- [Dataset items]
--*--
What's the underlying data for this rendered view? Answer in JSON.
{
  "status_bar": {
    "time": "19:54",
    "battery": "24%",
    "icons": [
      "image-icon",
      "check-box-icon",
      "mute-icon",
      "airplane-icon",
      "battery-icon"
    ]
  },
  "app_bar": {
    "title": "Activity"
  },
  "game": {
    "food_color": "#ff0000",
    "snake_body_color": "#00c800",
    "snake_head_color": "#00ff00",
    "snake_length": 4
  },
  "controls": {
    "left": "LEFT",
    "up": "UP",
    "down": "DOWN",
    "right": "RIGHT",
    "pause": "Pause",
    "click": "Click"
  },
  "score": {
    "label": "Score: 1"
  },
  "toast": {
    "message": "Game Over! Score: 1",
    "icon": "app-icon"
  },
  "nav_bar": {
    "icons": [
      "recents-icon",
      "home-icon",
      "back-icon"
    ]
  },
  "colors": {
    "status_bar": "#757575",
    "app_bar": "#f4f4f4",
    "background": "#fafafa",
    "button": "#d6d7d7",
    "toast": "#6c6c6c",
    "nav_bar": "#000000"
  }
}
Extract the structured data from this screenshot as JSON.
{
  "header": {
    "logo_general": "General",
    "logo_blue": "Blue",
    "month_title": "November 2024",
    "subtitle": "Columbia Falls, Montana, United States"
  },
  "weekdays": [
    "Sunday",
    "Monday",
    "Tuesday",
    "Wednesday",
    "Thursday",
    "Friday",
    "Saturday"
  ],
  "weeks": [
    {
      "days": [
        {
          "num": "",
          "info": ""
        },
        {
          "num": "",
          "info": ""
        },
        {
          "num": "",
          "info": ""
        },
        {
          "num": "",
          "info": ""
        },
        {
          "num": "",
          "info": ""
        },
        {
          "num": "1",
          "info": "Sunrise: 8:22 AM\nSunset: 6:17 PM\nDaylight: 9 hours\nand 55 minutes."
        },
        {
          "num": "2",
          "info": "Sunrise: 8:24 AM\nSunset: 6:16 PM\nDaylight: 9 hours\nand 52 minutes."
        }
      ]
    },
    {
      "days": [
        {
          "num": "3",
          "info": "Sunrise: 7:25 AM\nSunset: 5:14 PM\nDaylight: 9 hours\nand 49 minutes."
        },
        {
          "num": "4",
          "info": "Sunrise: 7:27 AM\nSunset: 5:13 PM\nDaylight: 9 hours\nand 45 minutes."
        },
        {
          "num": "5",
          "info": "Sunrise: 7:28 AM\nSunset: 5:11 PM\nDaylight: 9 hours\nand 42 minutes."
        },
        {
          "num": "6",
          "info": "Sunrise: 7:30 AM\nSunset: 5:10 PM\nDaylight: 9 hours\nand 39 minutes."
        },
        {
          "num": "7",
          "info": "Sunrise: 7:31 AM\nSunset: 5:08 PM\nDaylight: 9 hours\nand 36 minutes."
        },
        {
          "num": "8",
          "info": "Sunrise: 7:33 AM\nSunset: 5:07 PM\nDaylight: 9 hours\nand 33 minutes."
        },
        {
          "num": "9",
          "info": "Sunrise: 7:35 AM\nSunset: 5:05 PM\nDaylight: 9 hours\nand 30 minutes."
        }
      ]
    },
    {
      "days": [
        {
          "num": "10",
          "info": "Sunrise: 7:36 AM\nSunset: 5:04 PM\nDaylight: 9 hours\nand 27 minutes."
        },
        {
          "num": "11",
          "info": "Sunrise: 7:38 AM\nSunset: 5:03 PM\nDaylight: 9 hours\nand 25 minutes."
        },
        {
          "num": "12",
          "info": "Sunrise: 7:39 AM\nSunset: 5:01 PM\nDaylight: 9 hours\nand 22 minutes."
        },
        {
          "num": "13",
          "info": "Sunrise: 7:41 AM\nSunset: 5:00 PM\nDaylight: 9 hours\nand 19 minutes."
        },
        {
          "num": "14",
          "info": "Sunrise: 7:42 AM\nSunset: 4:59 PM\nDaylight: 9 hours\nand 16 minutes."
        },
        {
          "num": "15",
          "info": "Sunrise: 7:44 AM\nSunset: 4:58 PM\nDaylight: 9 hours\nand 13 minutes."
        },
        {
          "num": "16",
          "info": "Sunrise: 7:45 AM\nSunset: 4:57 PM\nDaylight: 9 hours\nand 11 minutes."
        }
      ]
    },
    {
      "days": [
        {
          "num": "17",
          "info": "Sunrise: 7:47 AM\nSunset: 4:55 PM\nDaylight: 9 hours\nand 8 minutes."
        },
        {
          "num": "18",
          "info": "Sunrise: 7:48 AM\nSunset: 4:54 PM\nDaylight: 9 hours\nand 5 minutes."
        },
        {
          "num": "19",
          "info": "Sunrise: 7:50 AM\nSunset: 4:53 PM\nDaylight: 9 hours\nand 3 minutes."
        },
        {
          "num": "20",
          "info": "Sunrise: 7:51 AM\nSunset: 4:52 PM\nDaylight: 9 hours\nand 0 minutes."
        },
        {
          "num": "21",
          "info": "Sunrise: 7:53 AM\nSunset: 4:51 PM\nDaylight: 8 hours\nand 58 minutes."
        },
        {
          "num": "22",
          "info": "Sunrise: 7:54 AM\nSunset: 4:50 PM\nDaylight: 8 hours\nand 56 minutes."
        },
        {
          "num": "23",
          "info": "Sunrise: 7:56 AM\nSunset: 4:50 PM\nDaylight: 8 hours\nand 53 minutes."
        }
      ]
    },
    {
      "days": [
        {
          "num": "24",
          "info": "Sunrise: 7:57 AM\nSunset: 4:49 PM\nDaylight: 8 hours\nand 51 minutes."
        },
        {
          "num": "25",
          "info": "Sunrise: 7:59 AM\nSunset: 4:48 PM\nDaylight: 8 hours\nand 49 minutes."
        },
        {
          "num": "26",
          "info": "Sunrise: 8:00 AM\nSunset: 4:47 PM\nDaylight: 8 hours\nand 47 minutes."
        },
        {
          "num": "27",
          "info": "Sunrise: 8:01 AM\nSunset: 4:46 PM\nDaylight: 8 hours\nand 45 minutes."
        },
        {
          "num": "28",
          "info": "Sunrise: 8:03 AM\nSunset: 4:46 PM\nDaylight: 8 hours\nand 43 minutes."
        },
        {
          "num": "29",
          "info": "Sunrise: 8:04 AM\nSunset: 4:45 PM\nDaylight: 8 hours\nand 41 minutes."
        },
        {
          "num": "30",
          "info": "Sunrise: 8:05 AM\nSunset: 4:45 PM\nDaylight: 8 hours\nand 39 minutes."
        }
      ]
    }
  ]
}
--*--
Transcribe all entries exactly as they are given.

- [Final answer]
What's the underlying data for this rendered view? Answer in JSON.
{
  "status_bar": {
    "time": "19:54",
    "battery": "24%",
    "icons": [
      "image-icon",
      "check-box-icon",
      "mute-icon",
      "airplane-icon",
      "battery-icon"
    ]
  },
  "app_bar": {
    "title": "Activity"
  },
  "game": {
    "food_color": "#ff0000",
    "snake_body_color": "#00c800",
    "snake_head_color": "#00ff00",
    "snake_length": 4
  },
  "controls": {
    "left": "LEFT",
    "up": "UP",
    "down": "DOWN",
    "right": "RIGHT",
    "pause": "Pause",
    "click": "Click"
  },
  "score": {
    "label": "Score: 1"
  },
  "toast": {
    "message": "Game Over! Score: 1",
    "icon": "app-icon"
  },
  "nav_bar": {
    "icons": [
      "recents-icon",
      "home-icon",
      "back-icon"
    ]
  },
  "colors": {
    "status_bar": "#757575",
    "app_bar": "#f4f4f4",
    "background": "#fafafa",
    "button": "#d6d7d7",
    "toast": "#6c6c6c",
    "nav_bar": "#000000"
  }
}
Extract the structured data from this screenshot as JSON.
{
  "header": {
    "logo_general": "General",
    "logo_blue": "Blue",
    "month_title": "November 2024",
    "subtitle": "Columbia Falls, Montana, United States"
  },
  "weekdays": [
    "Sunday",
    "Monday",
    "Tuesday",
    "Wednesday",
    "Thursday",
    "Friday",
    "Saturday"
  ],
  "weeks": [
    {
      "days": [
        {
          "num": "",
          "info": ""
        },
        {
          "num": "",
          "info": ""
        },
        {
          "num": "",
          "info": ""
        },
        {
          "num": "",
          "info": ""
        },
        {
          "num": "",
          "info": ""
        },
        {
          "num": "1",
          "info": "Sunrise: 8:22 AM\nSunset: 6:17 PM\nDaylight: 9 hours\nand 55 minutes."
        },
        {
          "num": "2",
          "info": "Sunrise: 8:24 AM\nSunset: 6:16 PM\nDaylight: 9 hours\nand 52 minutes."
        }
      ]
    },
    {
      "days": [
        {
          "num": "3",
          "info": "Sunrise: 7:25 AM\nSunset: 5:14 PM\nDaylight: 9 hours\nand 49 minutes."
        },
        {
          "num": "4",
          "info": "Sunrise: 7:27 AM\nSunset: 5:13 PM\nDaylight: 9 hours\nand 45 minutes."
        },
        {
          "num": "5",
          "info": "Sunrise: 7:28 AM\nSunset: 5:11 PM\nDaylight: 9 hours\nand 42 minutes."
        },
        {
          "num": "6",
          "info": "Sunrise: 7:30 AM\nSunset: 5:10 PM\nDaylight: 9 hours\nand 39 minutes."
        },
        {
          "num": "7",
          "info": "Sunrise: 7:31 AM\nSunset: 5:08 PM\nDaylight: 9 hours\nand 36 minutes."
        },
        {
          "num": "8",
          "info": "Sunrise: 7:33 AM\nSunset: 5:07 PM\nDaylight: 9 hours\nand 33 minutes."
        },
        {
          "num": "9",
          "info": "Sunrise: 7:35 AM\nSunset: 5:05 PM\nDaylight: 9 hours\nand 30 minutes."
        }
      ]
    },
    {
      "days": [
        {
          "num": "10",
          "info": "Sunrise: 7:36 AM\nSunset: 5:04 PM\nDaylight: 9 hours\nand 27 minutes."
        },
        {
          "num": "11",
          "info": "Sunrise: 7:38 AM\nSunset: 5:03 PM\nDaylight: 9 hours\nand 25 minutes."
        },
        {
          "num": "12",
          "info": "Sunrise: 7:39 AM\nSunset: 5:01 PM\nDaylight: 9 hours\nand 22 minutes."
        },
        {
          "num": "13",
          "info": "Sunrise: 7:41 AM\nSunset: 5:00 PM\nDaylight: 9 hours\nand 19 minutes."
        },
        {
          "num": "14",
          "info": "Sunrise: 7:42 AM\nSunset: 4:59 PM\nDaylight: 9 hours\nand 16 minutes."
        },
        {
          "num": "15",
          "info": "Sunrise: 7:44 AM\nSunset: 4:58 PM\nDaylight: 9 hours\nand 13 minutes."
        },
        {
          "num": "16",
          "info": "Sunrise: 7:45 AM\nSunset: 4:57 PM\nDaylight: 9 hours\nand 11 minutes."
        }
      ]
    },
    {
      "days": [
        {
          "num": "17",
          "info": "Sunrise: 7:47 AM\nSunset: 4:55 PM\nDaylight: 9 hours\nand 8 minutes."
        },
        {
          "num": "18",
          "info": "Sunrise: 7:48 AM\nSunset: 4:54 PM\nDaylight: 9 hours\nand 5 minutes."
        },
        {
          "num": "19",
          "info": "Sunrise: 7:50 AM\nSunset: 4:53 PM\nDaylight: 9 hours\nand 3 minutes."
        },
        {
          "num": "20",
          "info": "Sunrise: 7:51 AM\nSunset: 4:52 PM\nDaylight: 9 hours\nand 0 minutes."
        },
        {
          "num": "21",
          "info": "Sunrise: 7:53 AM\nSunset: 4:51 PM\nDaylight: 8 hours\nand 58 minutes."
        },
        {
          "num": "22",
          "info": "Sunrise: 7:54 AM\nSunset: 4:50 PM\nDaylight: 8 hours\nand 56 minutes."
        },
        {
          "num": "23",
          "info": "Sunrise: 7:56 AM\nSunset: 4:50 PM\nDaylight: 8 hours\nand 53 minutes."
        }
      ]
    },
    {
      "days": [
        {
          "num": "24",
          "info": "Sunrise: 7:57 AM\nSunset: 4:49 PM\nDaylight: 8 hours\nand 51 minutes."
        },
        {
          "num": "25",
          "info": "Sunrise: 7:59 AM\nSunset: 4:48 PM\nDaylight: 8 hours\nand 49 minutes."
        },
        {
          "num": "26",
          "info": "Sunrise: 8:00 AM\nSunset: 4:47 PM\nDaylight: 8 hours\nand 47 minutes."
        },
        {
          "num": "27",
          "info": "Sunrise: 8:01 AM\nSunset: 4:46 PM\nDaylight: 8 hours\nand 45 minutes."
        },
        {
          "num": "28",
          "info": "Sunrise: 8:03 AM\nSunset: 4:46 PM\nDaylight: 8 hours\nand 43 minutes."
        },
        {
          "num": "29",
          "info": "Sunrise: 8:04 AM\nSunset: 4:45 PM\nDaylight: 8 hours\nand 41 minutes."
        },
        {
          "num": "30",
          "info": "Sunrise: 8:05 AM\nSunset: 4:45 PM\nDaylight: 8 hours\nand 39 minutes."
        }
      ]
    }
  ]
}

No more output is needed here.